** Start Task data **
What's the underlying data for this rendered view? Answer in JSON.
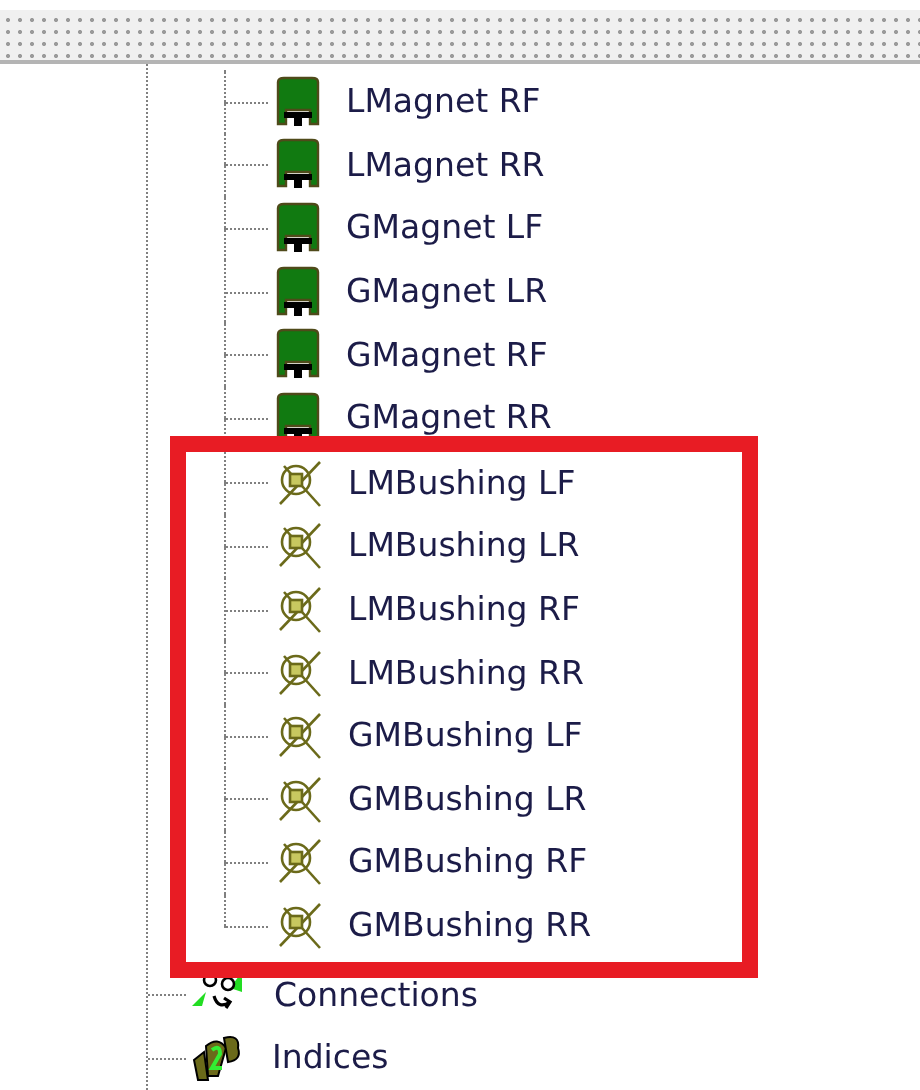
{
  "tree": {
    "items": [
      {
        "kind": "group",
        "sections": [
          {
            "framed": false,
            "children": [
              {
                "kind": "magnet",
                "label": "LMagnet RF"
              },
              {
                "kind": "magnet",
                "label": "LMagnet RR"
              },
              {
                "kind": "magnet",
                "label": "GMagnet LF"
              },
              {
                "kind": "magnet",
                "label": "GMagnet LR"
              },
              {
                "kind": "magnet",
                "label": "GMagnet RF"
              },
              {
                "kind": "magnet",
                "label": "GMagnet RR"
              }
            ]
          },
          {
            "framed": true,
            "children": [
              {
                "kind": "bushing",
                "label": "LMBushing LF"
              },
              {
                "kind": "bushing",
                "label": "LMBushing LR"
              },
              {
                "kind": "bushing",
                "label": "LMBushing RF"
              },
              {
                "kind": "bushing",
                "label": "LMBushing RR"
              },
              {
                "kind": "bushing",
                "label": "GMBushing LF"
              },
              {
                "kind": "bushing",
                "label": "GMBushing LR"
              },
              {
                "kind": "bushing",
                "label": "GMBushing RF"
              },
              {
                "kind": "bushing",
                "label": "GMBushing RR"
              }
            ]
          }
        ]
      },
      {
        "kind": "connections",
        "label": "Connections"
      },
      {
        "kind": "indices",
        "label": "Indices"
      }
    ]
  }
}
** End Task data **
** Start Task data **
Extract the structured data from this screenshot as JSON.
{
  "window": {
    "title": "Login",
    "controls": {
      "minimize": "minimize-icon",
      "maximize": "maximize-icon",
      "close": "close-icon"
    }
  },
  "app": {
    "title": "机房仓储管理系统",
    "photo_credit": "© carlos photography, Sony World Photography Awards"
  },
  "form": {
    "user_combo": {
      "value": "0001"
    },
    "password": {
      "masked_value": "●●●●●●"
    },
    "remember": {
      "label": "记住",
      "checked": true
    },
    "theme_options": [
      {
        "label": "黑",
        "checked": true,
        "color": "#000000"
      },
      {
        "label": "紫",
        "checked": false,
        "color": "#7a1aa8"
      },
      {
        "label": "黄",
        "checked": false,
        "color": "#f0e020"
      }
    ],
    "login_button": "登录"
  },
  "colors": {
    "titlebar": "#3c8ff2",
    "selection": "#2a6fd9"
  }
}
** End Task data **
** Start Task data **
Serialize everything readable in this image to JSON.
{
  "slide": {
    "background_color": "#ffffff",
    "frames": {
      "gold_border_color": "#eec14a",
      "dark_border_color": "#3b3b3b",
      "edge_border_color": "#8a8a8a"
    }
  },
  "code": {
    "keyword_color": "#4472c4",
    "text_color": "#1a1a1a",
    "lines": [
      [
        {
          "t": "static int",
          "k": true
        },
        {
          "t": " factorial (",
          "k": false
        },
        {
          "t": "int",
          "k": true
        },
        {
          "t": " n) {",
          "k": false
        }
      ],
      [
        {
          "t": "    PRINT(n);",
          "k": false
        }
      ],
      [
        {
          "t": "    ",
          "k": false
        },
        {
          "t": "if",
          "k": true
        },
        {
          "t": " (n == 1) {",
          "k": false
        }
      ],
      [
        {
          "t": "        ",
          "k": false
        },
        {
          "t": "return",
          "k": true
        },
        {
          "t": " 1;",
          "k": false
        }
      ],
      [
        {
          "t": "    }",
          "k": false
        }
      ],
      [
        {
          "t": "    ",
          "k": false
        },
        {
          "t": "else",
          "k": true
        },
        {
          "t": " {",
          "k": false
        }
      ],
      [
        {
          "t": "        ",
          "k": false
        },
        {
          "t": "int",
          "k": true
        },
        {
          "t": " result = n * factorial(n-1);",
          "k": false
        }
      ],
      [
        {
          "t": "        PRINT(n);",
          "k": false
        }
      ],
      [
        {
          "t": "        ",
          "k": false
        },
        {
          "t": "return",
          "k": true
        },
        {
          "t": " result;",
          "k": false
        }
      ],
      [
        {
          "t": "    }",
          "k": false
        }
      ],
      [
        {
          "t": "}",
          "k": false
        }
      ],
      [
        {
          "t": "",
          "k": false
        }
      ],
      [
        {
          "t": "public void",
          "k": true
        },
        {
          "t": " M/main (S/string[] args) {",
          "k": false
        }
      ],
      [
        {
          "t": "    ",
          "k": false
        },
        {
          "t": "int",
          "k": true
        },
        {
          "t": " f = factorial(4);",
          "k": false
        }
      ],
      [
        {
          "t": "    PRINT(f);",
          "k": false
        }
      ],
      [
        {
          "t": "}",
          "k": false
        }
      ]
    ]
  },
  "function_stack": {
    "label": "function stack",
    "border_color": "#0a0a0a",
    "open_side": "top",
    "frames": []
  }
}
** End Task data **
* [Given problem] Copy all lines of the listing above that contain the string "icon".

* [Answer below]
      "minimize": "minimize-icon",
      "maximize": "maximize-icon",
      "close": "close-icon"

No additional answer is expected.